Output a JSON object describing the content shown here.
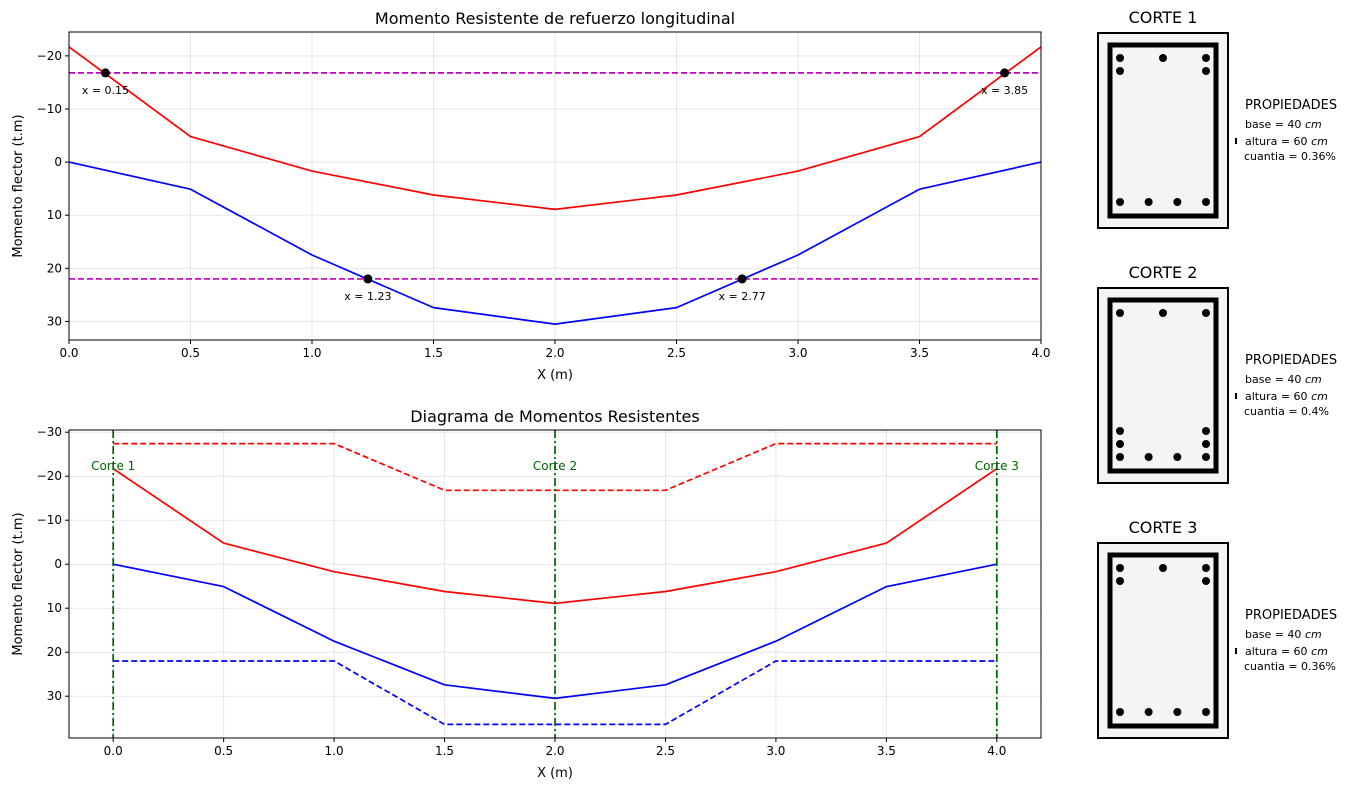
{
  "colors": {
    "negative": "#ff0000",
    "positive": "#0000ff",
    "threshold": "#bf00bf",
    "corte": "#006400",
    "grid": "#b0b0b0",
    "point": "#000000",
    "section_fill": "#f4f4f4"
  },
  "chart_data": [
    {
      "type": "line",
      "title": "Momento Resistente de refuerzo longitudinal",
      "xlabel": "X (m)",
      "ylabel": "Momento flector (t.m)",
      "xlim": [
        0,
        4
      ],
      "ylim": [
        -24.5,
        33.5
      ],
      "y_inverted": true,
      "grid": true,
      "x": [
        0,
        0.5,
        1.0,
        1.5,
        2.0,
        2.5,
        3.0,
        3.5,
        4.0
      ],
      "x_ticks": [
        0,
        0.5,
        1.0,
        1.5,
        2.0,
        2.5,
        3.0,
        3.5,
        4.0
      ],
      "x_tick_labels": [
        "0.0",
        "0.5",
        "1.0",
        "1.5",
        "2.0",
        "2.5",
        "3.0",
        "3.5",
        "4.0"
      ],
      "y_ticks": [
        -20,
        -10,
        0,
        10,
        20,
        30
      ],
      "y_tick_labels": [
        "−20",
        "−10",
        "0",
        "10",
        "20",
        "30"
      ],
      "series": [
        {
          "values": [
            -21.7,
            -4.8,
            1.7,
            6.2,
            8.9,
            6.2,
            1.7,
            -4.8,
            -21.7
          ],
          "color": "#ff0000",
          "style": "solid"
        },
        {
          "values": [
            0,
            5.1,
            17.5,
            27.4,
            30.5,
            27.4,
            17.5,
            5.1,
            0
          ],
          "color": "#0000ff",
          "style": "solid"
        }
      ],
      "hlines": [
        {
          "y": -16.8,
          "color": "#bf00bf",
          "style": "dashed"
        },
        {
          "y": 22.0,
          "color": "#bf00bf",
          "style": "dashed"
        }
      ],
      "points": [
        {
          "x": 0.15,
          "y": -16.8,
          "label": "x = 0.15",
          "label_dx": 0.0,
          "label_dy": 3.2,
          "anchor": "middle"
        },
        {
          "x": 3.85,
          "y": -16.8,
          "label": "x = 3.85",
          "label_dx": 0.0,
          "label_dy": 3.2,
          "anchor": "middle"
        },
        {
          "x": 1.23,
          "y": 22.0,
          "label": "x = 1.23",
          "label_dx": 0.0,
          "label_dy": 3.2,
          "anchor": "middle"
        },
        {
          "x": 2.77,
          "y": 22.0,
          "label": "x = 2.77",
          "label_dx": 0.0,
          "label_dy": 3.2,
          "anchor": "middle"
        }
      ]
    },
    {
      "type": "line",
      "title": "Diagrama de Momentos Resistentes",
      "xlabel": "X (m)",
      "ylabel": "Momento flector (t.m)",
      "xlim": [
        -0.2,
        4.2
      ],
      "ylim": [
        -30.5,
        39.5
      ],
      "y_inverted": true,
      "grid": true,
      "x": [
        0,
        0.5,
        1.0,
        1.5,
        2.0,
        2.5,
        3.0,
        3.5,
        4.0
      ],
      "x_ticks": [
        0,
        0.5,
        1.0,
        1.5,
        2.0,
        2.5,
        3.0,
        3.5,
        4.0
      ],
      "x_tick_labels": [
        "0.0",
        "0.5",
        "1.0",
        "1.5",
        "2.0",
        "2.5",
        "3.0",
        "3.5",
        "4.0"
      ],
      "y_ticks": [
        -30,
        -20,
        -10,
        0,
        10,
        20,
        30
      ],
      "y_tick_labels": [
        "−30",
        "−20",
        "−10",
        "0",
        "10",
        "20",
        "30"
      ],
      "series": [
        {
          "values": [
            -21.7,
            -4.8,
            1.7,
            6.2,
            8.9,
            6.2,
            1.7,
            -4.8,
            -21.7
          ],
          "color": "#ff0000",
          "style": "solid"
        },
        {
          "values": [
            0,
            5.1,
            17.5,
            27.4,
            30.5,
            27.4,
            17.5,
            5.1,
            0
          ],
          "color": "#0000ff",
          "style": "solid"
        },
        {
          "x": [
            0,
            1.0,
            1.5,
            2.5,
            3.0,
            4.0
          ],
          "values": [
            -27.4,
            -27.4,
            -16.8,
            -16.8,
            -27.4,
            -27.4
          ],
          "color": "#ff0000",
          "style": "dashed"
        },
        {
          "x": [
            0,
            1.0,
            1.5,
            2.5,
            3.0,
            4.0
          ],
          "values": [
            22.0,
            22.0,
            36.4,
            36.4,
            22.0,
            22.0
          ],
          "color": "#0000ff",
          "style": "dashed"
        }
      ],
      "vlines": [
        {
          "x": 0.0,
          "label": "Corte 1",
          "color": "#006400"
        },
        {
          "x": 2.0,
          "label": "Corte 2",
          "color": "#006400"
        },
        {
          "x": 4.0,
          "label": "Corte 3",
          "color": "#006400"
        }
      ],
      "vline_label_y": -22.5
    }
  ],
  "sections": [
    {
      "title": "CORTE 1",
      "properties_title": "PROPIEDADES",
      "base": "base = 40 ",
      "altura": "altura = 60 ",
      "unit": "cm",
      "cuantia": "cuantia = 0.36%",
      "top_bars": [
        [
          0,
          0
        ],
        [
          0.5,
          0
        ],
        [
          1,
          0
        ],
        [
          0,
          1
        ],
        [
          1,
          1
        ]
      ],
      "bottom_bars": [
        [
          0,
          0
        ],
        [
          0.333,
          0
        ],
        [
          0.667,
          0
        ],
        [
          1,
          0
        ]
      ]
    },
    {
      "title": "CORTE 2",
      "properties_title": "PROPIEDADES",
      "base": "base = 40 ",
      "altura": "altura = 60 ",
      "unit": "cm",
      "cuantia": "cuantia = 0.4%",
      "top_bars": [
        [
          0,
          0
        ],
        [
          0.5,
          0
        ],
        [
          1,
          0
        ]
      ],
      "bottom_bars": [
        [
          0,
          0
        ],
        [
          0.333,
          0
        ],
        [
          0.667,
          0
        ],
        [
          1,
          0
        ],
        [
          0,
          1
        ],
        [
          1,
          1
        ],
        [
          0,
          2
        ],
        [
          1,
          2
        ]
      ]
    },
    {
      "title": "CORTE 3",
      "properties_title": "PROPIEDADES",
      "base": "base = 40 ",
      "altura": "altura = 60 ",
      "unit": "cm",
      "cuantia": "cuantia = 0.36%",
      "top_bars": [
        [
          0,
          0
        ],
        [
          0.5,
          0
        ],
        [
          1,
          0
        ],
        [
          0,
          1
        ],
        [
          1,
          1
        ]
      ],
      "bottom_bars": [
        [
          0,
          0
        ],
        [
          0.333,
          0
        ],
        [
          0.667,
          0
        ],
        [
          1,
          0
        ]
      ]
    }
  ]
}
**********
> [Stated exercise]: Write out the entries above word for word. Do not include the pictures.

> [The output]:
Output a JSON object describing the content shown here.
{
  "colors": {
    "negative": "#ff0000",
    "positive": "#0000ff",
    "threshold": "#bf00bf",
    "corte": "#006400",
    "grid": "#b0b0b0",
    "point": "#000000",
    "section_fill": "#f4f4f4"
  },
  "chart_data": [
    {
      "type": "line",
      "title": "Momento Resistente de refuerzo longitudinal",
      "xlabel": "X (m)",
      "ylabel": "Momento flector (t.m)",
      "xlim": [
        0,
        4
      ],
      "ylim": [
        -24.5,
        33.5
      ],
      "y_inverted": true,
      "grid": true,
      "x": [
        0,
        0.5,
        1.0,
        1.5,
        2.0,
        2.5,
        3.0,
        3.5,
        4.0
      ],
      "x_ticks": [
        0,
        0.5,
        1.0,
        1.5,
        2.0,
        2.5,
        3.0,
        3.5,
        4.0
      ],
      "x_tick_labels": [
        "0.0",
        "0.5",
        "1.0",
        "1.5",
        "2.0",
        "2.5",
        "3.0",
        "3.5",
        "4.0"
      ],
      "y_ticks": [
        -20,
        -10,
        0,
        10,
        20,
        30
      ],
      "y_tick_labels": [
        "−20",
        "−10",
        "0",
        "10",
        "20",
        "30"
      ],
      "series": [
        {
          "values": [
            -21.7,
            -4.8,
            1.7,
            6.2,
            8.9,
            6.2,
            1.7,
            -4.8,
            -21.7
          ],
          "color": "#ff0000",
          "style": "solid"
        },
        {
          "values": [
            0,
            5.1,
            17.5,
            27.4,
            30.5,
            27.4,
            17.5,
            5.1,
            0
          ],
          "color": "#0000ff",
          "style": "solid"
        }
      ],
      "hlines": [
        {
          "y": -16.8,
          "color": "#bf00bf",
          "style": "dashed"
        },
        {
          "y": 22.0,
          "color": "#bf00bf",
          "style": "dashed"
        }
      ],
      "points": [
        {
          "x": 0.15,
          "y": -16.8,
          "label": "x = 0.15",
          "label_dx": 0.0,
          "label_dy": 3.2,
          "anchor": "middle"
        },
        {
          "x": 3.85,
          "y": -16.8,
          "label": "x = 3.85",
          "label_dx": 0.0,
          "label_dy": 3.2,
          "anchor": "middle"
        },
        {
          "x": 1.23,
          "y": 22.0,
          "label": "x = 1.23",
          "label_dx": 0.0,
          "label_dy": 3.2,
          "anchor": "middle"
        },
        {
          "x": 2.77,
          "y": 22.0,
          "label": "x = 2.77",
          "label_dx": 0.0,
          "label_dy": 3.2,
          "anchor": "middle"
        }
      ]
    },
    {
      "type": "line",
      "title": "Diagrama de Momentos Resistentes",
      "xlabel": "X (m)",
      "ylabel": "Momento flector (t.m)",
      "xlim": [
        -0.2,
        4.2
      ],
      "ylim": [
        -30.5,
        39.5
      ],
      "y_inverted": true,
      "grid": true,
      "x": [
        0,
        0.5,
        1.0,
        1.5,
        2.0,
        2.5,
        3.0,
        3.5,
        4.0
      ],
      "x_ticks": [
        0,
        0.5,
        1.0,
        1.5,
        2.0,
        2.5,
        3.0,
        3.5,
        4.0
      ],
      "x_tick_labels": [
        "0.0",
        "0.5",
        "1.0",
        "1.5",
        "2.0",
        "2.5",
        "3.0",
        "3.5",
        "4.0"
      ],
      "y_ticks": [
        -30,
        -20,
        -10,
        0,
        10,
        20,
        30
      ],
      "y_tick_labels": [
        "−30",
        "−20",
        "−10",
        "0",
        "10",
        "20",
        "30"
      ],
      "series": [
        {
          "values": [
            -21.7,
            -4.8,
            1.7,
            6.2,
            8.9,
            6.2,
            1.7,
            -4.8,
            -21.7
          ],
          "color": "#ff0000",
          "style": "solid"
        },
        {
          "values": [
            0,
            5.1,
            17.5,
            27.4,
            30.5,
            27.4,
            17.5,
            5.1,
            0
          ],
          "color": "#0000ff",
          "style": "solid"
        },
        {
          "x": [
            0,
            1.0,
            1.5,
            2.5,
            3.0,
            4.0
          ],
          "values": [
            -27.4,
            -27.4,
            -16.8,
            -16.8,
            -27.4,
            -27.4
          ],
          "color": "#ff0000",
          "style": "dashed"
        },
        {
          "x": [
            0,
            1.0,
            1.5,
            2.5,
            3.0,
            4.0
          ],
          "values": [
            22.0,
            22.0,
            36.4,
            36.4,
            22.0,
            22.0
          ],
          "color": "#0000ff",
          "style": "dashed"
        }
      ],
      "vlines": [
        {
          "x": 0.0,
          "label": "Corte 1",
          "color": "#006400"
        },
        {
          "x": 2.0,
          "label": "Corte 2",
          "color": "#006400"
        },
        {
          "x": 4.0,
          "label": "Corte 3",
          "color": "#006400"
        }
      ],
      "vline_label_y": -22.5
    }
  ],
  "sections": [
    {
      "title": "CORTE 1",
      "properties_title": "PROPIEDADES",
      "base": "base = 40 ",
      "altura": "altura = 60 ",
      "unit": "cm",
      "cuantia": "cuantia = 0.36%",
      "top_bars": [
        [
          0,
          0
        ],
        [
          0.5,
          0
        ],
        [
          1,
          0
        ],
        [
          0,
          1
        ],
        [
          1,
          1
        ]
      ],
      "bottom_bars": [
        [
          0,
          0
        ],
        [
          0.333,
          0
        ],
        [
          0.667,
          0
        ],
        [
          1,
          0
        ]
      ]
    },
    {
      "title": "CORTE 2",
      "properties_title": "PROPIEDADES",
      "base": "base = 40 ",
      "altura": "altura = 60 ",
      "unit": "cm",
      "cuantia": "cuantia = 0.4%",
      "top_bars": [
        [
          0,
          0
        ],
        [
          0.5,
          0
        ],
        [
          1,
          0
        ]
      ],
      "bottom_bars": [
        [
          0,
          0
        ],
        [
          0.333,
          0
        ],
        [
          0.667,
          0
        ],
        [
          1,
          0
        ],
        [
          0,
          1
        ],
        [
          1,
          1
        ],
        [
          0,
          2
        ],
        [
          1,
          2
        ]
      ]
    },
    {
      "title": "CORTE 3",
      "properties_title": "PROPIEDADES",
      "base": "base = 40 ",
      "altura": "altura = 60 ",
      "unit": "cm",
      "cuantia": "cuantia = 0.36%",
      "top_bars": [
        [
          0,
          0
        ],
        [
          0.5,
          0
        ],
        [
          1,
          0
        ],
        [
          0,
          1
        ],
        [
          1,
          1
        ]
      ],
      "bottom_bars": [
        [
          0,
          0
        ],
        [
          0.333,
          0
        ],
        [
          0.667,
          0
        ],
        [
          1,
          0
        ]
      ]
    }
  ]
}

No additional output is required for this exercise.